■ **SET TASK**
Collect each line containing "caption".

■ **RECORD EXTRACTS**
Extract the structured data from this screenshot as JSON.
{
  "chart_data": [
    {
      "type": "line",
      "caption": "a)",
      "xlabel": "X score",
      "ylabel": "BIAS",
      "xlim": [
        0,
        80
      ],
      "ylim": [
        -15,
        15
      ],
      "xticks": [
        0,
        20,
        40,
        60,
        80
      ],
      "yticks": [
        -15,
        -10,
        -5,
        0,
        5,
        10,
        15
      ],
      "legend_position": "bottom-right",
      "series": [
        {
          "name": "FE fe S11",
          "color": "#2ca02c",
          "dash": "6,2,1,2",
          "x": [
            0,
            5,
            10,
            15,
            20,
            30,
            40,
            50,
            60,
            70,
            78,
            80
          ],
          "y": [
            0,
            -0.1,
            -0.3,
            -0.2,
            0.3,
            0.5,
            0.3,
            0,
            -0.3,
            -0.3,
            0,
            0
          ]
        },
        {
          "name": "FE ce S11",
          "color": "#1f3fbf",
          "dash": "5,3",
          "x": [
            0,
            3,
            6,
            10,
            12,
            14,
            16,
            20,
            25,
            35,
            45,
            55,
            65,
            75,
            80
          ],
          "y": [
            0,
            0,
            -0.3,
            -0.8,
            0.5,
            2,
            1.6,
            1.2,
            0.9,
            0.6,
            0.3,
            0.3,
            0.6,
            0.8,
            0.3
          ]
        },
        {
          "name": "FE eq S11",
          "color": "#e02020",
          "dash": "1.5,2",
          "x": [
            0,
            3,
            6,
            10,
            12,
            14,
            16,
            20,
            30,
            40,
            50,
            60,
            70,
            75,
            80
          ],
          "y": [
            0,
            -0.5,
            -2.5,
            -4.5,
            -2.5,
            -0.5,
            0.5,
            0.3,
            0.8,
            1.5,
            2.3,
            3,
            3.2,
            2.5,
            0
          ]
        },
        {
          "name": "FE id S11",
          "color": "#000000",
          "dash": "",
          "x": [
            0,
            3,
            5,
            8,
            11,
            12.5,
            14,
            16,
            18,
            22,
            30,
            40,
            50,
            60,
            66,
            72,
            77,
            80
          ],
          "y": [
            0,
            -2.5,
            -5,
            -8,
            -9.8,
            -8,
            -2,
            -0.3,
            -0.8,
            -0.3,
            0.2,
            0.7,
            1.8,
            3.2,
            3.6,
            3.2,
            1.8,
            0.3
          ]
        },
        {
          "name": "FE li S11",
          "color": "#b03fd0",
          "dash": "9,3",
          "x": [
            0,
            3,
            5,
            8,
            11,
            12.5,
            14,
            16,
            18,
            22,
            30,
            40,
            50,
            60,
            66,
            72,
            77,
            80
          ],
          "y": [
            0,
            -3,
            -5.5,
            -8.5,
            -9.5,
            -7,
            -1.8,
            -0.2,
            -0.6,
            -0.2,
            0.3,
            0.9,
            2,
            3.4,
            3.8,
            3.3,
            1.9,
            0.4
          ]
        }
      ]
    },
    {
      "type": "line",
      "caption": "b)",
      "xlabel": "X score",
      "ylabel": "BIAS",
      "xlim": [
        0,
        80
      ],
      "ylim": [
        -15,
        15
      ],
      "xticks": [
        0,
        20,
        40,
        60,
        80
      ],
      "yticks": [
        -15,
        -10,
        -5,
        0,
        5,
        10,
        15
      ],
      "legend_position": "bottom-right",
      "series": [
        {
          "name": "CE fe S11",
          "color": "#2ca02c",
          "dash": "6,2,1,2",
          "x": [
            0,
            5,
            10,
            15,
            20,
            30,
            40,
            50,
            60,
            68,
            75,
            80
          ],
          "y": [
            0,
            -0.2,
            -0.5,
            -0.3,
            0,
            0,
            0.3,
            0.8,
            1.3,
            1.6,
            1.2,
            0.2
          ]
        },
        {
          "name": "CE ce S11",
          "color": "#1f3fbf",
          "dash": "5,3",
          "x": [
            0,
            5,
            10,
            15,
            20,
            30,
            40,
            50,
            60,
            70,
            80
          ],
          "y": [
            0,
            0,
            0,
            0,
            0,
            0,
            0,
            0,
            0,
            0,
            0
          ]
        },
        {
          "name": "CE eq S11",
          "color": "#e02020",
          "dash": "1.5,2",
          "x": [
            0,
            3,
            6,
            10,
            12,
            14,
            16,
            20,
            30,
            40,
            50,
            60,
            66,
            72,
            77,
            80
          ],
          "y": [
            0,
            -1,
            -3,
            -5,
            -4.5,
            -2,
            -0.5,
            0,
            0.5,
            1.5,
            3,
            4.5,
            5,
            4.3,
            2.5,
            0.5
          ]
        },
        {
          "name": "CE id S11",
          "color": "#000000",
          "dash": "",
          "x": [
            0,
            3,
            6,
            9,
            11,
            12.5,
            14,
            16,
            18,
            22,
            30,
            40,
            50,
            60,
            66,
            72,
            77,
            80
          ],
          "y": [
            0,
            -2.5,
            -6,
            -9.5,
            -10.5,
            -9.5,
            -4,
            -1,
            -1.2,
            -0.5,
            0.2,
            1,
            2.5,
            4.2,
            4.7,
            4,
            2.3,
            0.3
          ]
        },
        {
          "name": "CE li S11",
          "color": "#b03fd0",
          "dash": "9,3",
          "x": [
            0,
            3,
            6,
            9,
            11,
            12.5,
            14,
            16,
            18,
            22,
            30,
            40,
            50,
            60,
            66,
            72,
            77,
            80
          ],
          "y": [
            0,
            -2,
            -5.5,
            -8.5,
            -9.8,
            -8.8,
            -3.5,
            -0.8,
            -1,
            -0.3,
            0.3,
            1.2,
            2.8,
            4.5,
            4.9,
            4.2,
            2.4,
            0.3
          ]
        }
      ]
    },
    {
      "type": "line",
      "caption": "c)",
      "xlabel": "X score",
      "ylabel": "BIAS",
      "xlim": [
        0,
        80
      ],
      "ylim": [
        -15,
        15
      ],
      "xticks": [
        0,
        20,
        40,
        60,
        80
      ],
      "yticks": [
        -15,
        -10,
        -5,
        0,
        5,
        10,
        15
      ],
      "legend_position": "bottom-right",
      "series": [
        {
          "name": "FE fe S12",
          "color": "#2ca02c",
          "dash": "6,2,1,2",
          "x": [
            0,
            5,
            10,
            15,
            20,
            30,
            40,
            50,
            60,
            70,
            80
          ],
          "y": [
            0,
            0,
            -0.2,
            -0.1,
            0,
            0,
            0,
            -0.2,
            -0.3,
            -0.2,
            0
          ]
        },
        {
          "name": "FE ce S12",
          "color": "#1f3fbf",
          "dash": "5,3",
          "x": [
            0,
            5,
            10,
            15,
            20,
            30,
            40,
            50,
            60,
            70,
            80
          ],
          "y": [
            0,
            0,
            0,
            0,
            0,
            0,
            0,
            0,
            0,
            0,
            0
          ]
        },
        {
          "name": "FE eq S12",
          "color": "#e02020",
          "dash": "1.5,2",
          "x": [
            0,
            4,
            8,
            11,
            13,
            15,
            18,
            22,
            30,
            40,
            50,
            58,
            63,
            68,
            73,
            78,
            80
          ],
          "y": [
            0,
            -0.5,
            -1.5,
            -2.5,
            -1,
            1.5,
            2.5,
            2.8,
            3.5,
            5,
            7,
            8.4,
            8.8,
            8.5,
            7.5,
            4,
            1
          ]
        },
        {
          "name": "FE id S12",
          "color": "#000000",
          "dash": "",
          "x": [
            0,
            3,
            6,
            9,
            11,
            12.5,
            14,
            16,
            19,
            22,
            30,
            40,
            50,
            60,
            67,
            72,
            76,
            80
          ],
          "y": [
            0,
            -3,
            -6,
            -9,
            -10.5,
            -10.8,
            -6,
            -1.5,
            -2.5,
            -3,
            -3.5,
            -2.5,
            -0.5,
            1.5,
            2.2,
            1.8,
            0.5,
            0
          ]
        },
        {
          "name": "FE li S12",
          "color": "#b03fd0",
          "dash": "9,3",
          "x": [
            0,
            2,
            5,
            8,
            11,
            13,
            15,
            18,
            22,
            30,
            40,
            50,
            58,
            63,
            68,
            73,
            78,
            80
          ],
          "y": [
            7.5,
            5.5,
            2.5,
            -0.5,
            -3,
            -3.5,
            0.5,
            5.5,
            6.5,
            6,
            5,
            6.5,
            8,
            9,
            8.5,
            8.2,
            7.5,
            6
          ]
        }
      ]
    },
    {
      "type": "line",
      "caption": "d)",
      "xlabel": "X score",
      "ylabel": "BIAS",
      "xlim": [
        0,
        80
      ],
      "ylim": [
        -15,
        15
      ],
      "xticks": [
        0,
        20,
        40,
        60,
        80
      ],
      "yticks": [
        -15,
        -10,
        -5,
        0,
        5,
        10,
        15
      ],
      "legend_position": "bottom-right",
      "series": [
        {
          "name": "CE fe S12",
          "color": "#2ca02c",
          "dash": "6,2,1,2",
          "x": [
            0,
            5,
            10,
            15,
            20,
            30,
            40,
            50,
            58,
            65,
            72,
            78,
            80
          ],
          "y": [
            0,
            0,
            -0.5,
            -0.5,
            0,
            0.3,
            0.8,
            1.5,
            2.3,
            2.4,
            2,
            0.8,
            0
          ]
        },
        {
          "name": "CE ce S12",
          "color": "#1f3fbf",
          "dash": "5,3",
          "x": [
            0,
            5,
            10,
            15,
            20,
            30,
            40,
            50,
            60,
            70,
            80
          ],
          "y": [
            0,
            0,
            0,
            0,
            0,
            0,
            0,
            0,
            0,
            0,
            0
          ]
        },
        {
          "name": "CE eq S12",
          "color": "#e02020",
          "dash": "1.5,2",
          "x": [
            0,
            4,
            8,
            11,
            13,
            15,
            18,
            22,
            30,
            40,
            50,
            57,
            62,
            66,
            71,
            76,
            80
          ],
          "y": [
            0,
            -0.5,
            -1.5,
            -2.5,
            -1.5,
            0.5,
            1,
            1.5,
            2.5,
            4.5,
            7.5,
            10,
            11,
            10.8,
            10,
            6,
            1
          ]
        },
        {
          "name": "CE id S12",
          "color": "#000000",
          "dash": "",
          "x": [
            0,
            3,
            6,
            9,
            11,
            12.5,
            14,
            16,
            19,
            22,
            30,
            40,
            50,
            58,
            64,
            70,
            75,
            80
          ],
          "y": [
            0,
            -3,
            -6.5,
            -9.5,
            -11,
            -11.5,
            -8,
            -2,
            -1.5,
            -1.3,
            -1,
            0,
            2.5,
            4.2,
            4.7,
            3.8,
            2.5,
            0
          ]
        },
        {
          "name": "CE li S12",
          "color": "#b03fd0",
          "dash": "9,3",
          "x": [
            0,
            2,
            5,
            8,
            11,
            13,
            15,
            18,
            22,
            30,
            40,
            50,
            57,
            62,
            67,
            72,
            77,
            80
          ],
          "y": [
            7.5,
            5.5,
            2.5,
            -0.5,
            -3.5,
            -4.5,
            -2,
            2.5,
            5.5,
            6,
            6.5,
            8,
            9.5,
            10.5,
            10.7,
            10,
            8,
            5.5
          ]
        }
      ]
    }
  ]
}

■ **EXERCISE RESULT**
      "caption": "a)",
      "caption": "b)",
      "caption": "c)",
      "caption": "d)",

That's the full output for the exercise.